Your task
Transcribe the records that follow in their entirety, omitting any pictures.

• • • •

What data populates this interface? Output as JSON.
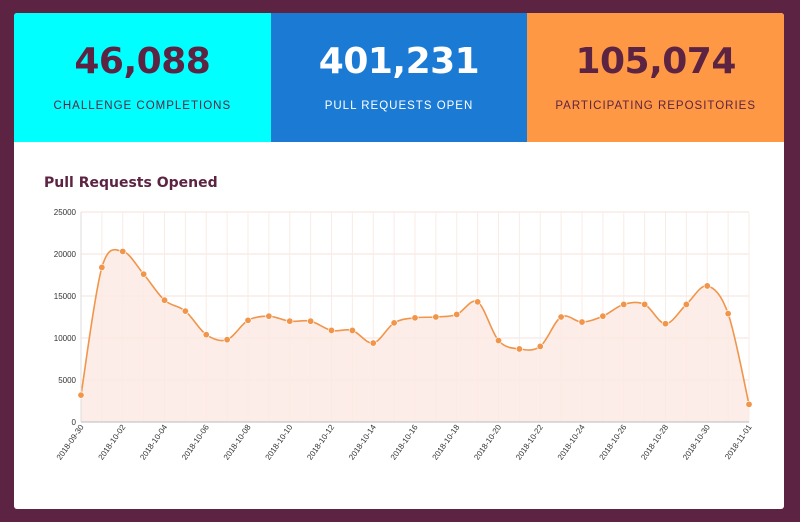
{
  "stats": [
    {
      "value": "46,088",
      "label": "CHALLENGE COMPLETIONS"
    },
    {
      "value": "401,231",
      "label": "PULL REQUESTS OPEN"
    },
    {
      "value": "105,074",
      "label": "PARTICIPATING REPOSITORIES"
    }
  ],
  "colors": {
    "background": "#5c2442",
    "cyan": "#00ffff",
    "blue": "#1a7ad4",
    "orange": "#ff9845",
    "line": "#f0954a",
    "fill": "#fde9e2"
  },
  "chart_data": {
    "type": "area",
    "title": "Pull Requests Opened",
    "xlabel": "",
    "ylabel": "",
    "ylim": [
      0,
      25000
    ],
    "yticks": [
      0,
      5000,
      10000,
      15000,
      20000,
      25000
    ],
    "grid": true,
    "x": [
      "2018-09-30",
      "2018-10-01",
      "2018-10-02",
      "2018-10-03",
      "2018-10-04",
      "2018-10-05",
      "2018-10-06",
      "2018-10-07",
      "2018-10-08",
      "2018-10-09",
      "2018-10-10",
      "2018-10-11",
      "2018-10-12",
      "2018-10-13",
      "2018-10-14",
      "2018-10-15",
      "2018-10-16",
      "2018-10-17",
      "2018-10-18",
      "2018-10-19",
      "2018-10-20",
      "2018-10-21",
      "2018-10-22",
      "2018-10-23",
      "2018-10-24",
      "2018-10-25",
      "2018-10-26",
      "2018-10-27",
      "2018-10-28",
      "2018-10-29",
      "2018-10-30",
      "2018-10-31",
      "2018-11-01"
    ],
    "xtick_labels": [
      "2018-09-30",
      "2018-10-02",
      "2018-10-04",
      "2018-10-06",
      "2018-10-08",
      "2018-10-10",
      "2018-10-12",
      "2018-10-14",
      "2018-10-16",
      "2018-10-18",
      "2018-10-20",
      "2018-10-22",
      "2018-10-24",
      "2018-10-26",
      "2018-10-28",
      "2018-10-30",
      "2018-11-01"
    ],
    "series": [
      {
        "values": [
          3200,
          18400,
          20300,
          17600,
          14500,
          13200,
          10400,
          9800,
          12100,
          12600,
          12000,
          12000,
          10900,
          10900,
          9400,
          11800,
          12400,
          12500,
          12800,
          14300,
          9700,
          8700,
          9000,
          12500,
          11900,
          12600,
          14000,
          14000,
          11700,
          14000,
          16200,
          12900,
          2100
        ]
      }
    ]
  }
}
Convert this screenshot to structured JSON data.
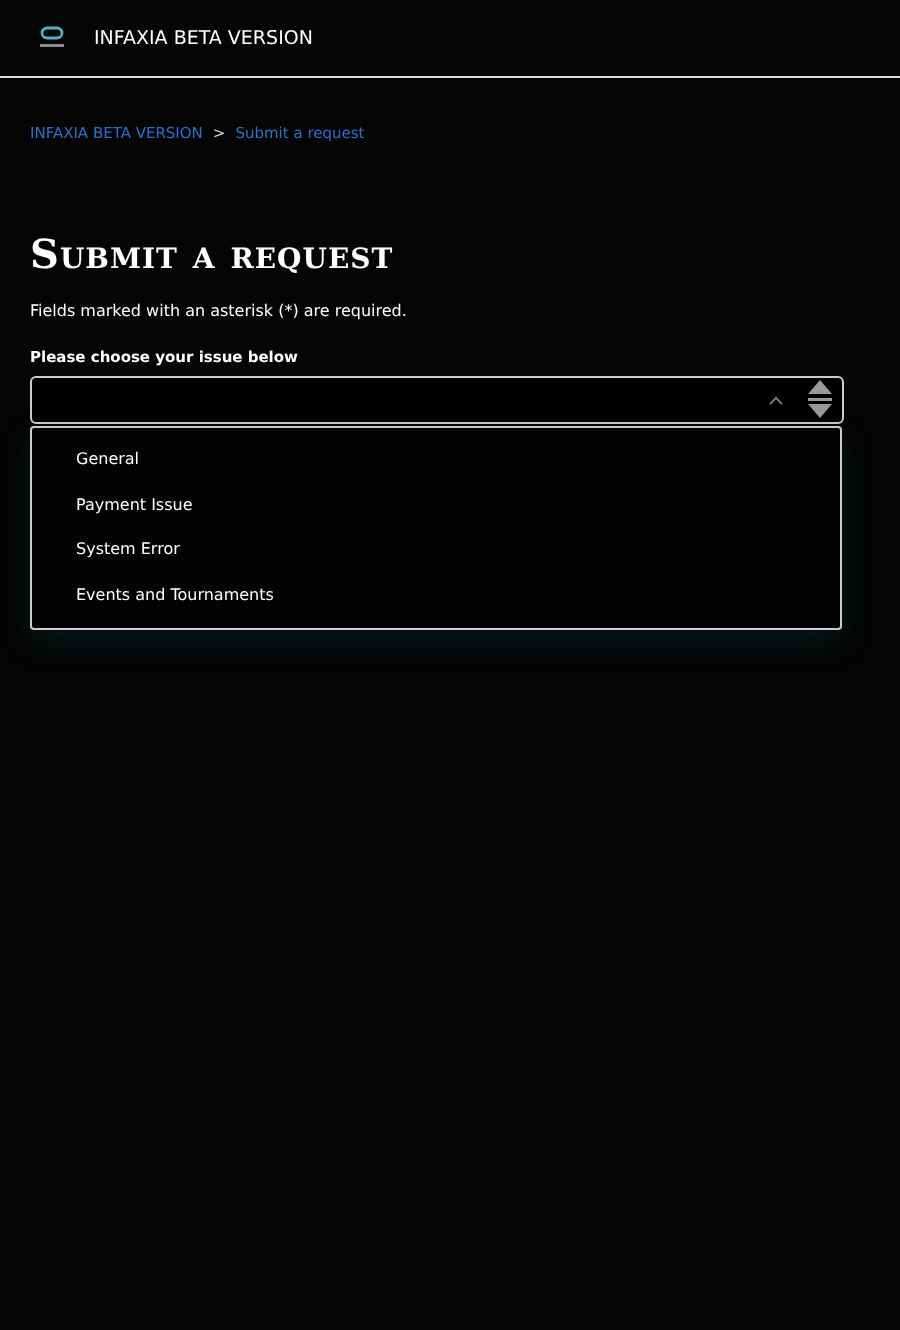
{
  "header": {
    "title": "INFAXIA BETA VERSION"
  },
  "breadcrumbs": [
    {
      "label": "INFAXIA BETA VERSION",
      "separator": ">"
    },
    {
      "label": "Submit a request"
    }
  ],
  "heading": "Submit a request",
  "note": "Fields marked with an asterisk (*) are required.",
  "select": {
    "label": "Please choose your issue below",
    "expanded": true,
    "options": [
      {
        "label": "General"
      },
      {
        "label": "Payment Issue"
      },
      {
        "label": "System Error"
      },
      {
        "label": "Events and Tournaments"
      }
    ]
  }
}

• • • •

Result
What data populates this interface? Output as JSON.
{
  "stats": [
    {
      "value": "46,088",
      "label": "CHALLENGE COMPLETIONS"
    },
    {
      "value": "401,231",
      "label": "PULL REQUESTS OPEN"
    },
    {
      "value": "105,074",
      "label": "PARTICIPATING REPOSITORIES"
    }
  ],
  "colors": {
    "background": "#5c2442",
    "cyan": "#00ffff",
    "blue": "#1a7ad4",
    "orange": "#ff9845",
    "line": "#f0954a",
    "fill": "#fde9e2"
  },
  "chart_data": {
    "type": "area",
    "title": "Pull Requests Opened",
    "xlabel": "",
    "ylabel": "",
    "ylim": [
      0,
      25000
    ],
    "yticks": [
      0,
      5000,
      10000,
      15000,
      20000,
      25000
    ],
    "grid": true,
    "x": [
      "2018-09-30",
      "2018-10-01",
      "2018-10-02",
      "2018-10-03",
      "2018-10-04",
      "2018-10-05",
      "2018-10-06",
      "2018-10-07",
      "2018-10-08",
      "2018-10-09",
      "2018-10-10",
      "2018-10-11",
      "2018-10-12",
      "2018-10-13",
      "2018-10-14",
      "2018-10-15",
      "2018-10-16",
      "2018-10-17",
      "2018-10-18",
      "2018-10-19",
      "2018-10-20",
      "2018-10-21",
      "2018-10-22",
      "2018-10-23",
      "2018-10-24",
      "2018-10-25",
      "2018-10-26",
      "2018-10-27",
      "2018-10-28",
      "2018-10-29",
      "2018-10-30",
      "2018-10-31",
      "2018-11-01"
    ],
    "xtick_labels": [
      "2018-09-30",
      "2018-10-02",
      "2018-10-04",
      "2018-10-06",
      "2018-10-08",
      "2018-10-10",
      "2018-10-12",
      "2018-10-14",
      "2018-10-16",
      "2018-10-18",
      "2018-10-20",
      "2018-10-22",
      "2018-10-24",
      "2018-10-26",
      "2018-10-28",
      "2018-10-30",
      "2018-11-01"
    ],
    "series": [
      {
        "values": [
          3200,
          18400,
          20300,
          17600,
          14500,
          13200,
          10400,
          9800,
          12100,
          12600,
          12000,
          12000,
          10900,
          10900,
          9400,
          11800,
          12400,
          12500,
          12800,
          14300,
          9700,
          8700,
          9000,
          12500,
          11900,
          12600,
          14000,
          14000,
          11700,
          14000,
          16200,
          12900,
          2100
        ]
      }
    ]
  }
}
Convert this screenshot to structured JSON data.
{
  "header": {
    "title": "INFAXIA BETA VERSION"
  },
  "breadcrumbs": [
    {
      "label": "INFAXIA BETA VERSION",
      "separator": ">"
    },
    {
      "label": "Submit a request"
    }
  ],
  "heading": "Submit a request",
  "note": "Fields marked with an asterisk (*) are required.",
  "select": {
    "label": "Please choose your issue below",
    "expanded": true,
    "options": [
      {
        "label": "General"
      },
      {
        "label": "Payment Issue"
      },
      {
        "label": "System Error"
      },
      {
        "label": "Events and Tournaments"
      }
    ]
  }
}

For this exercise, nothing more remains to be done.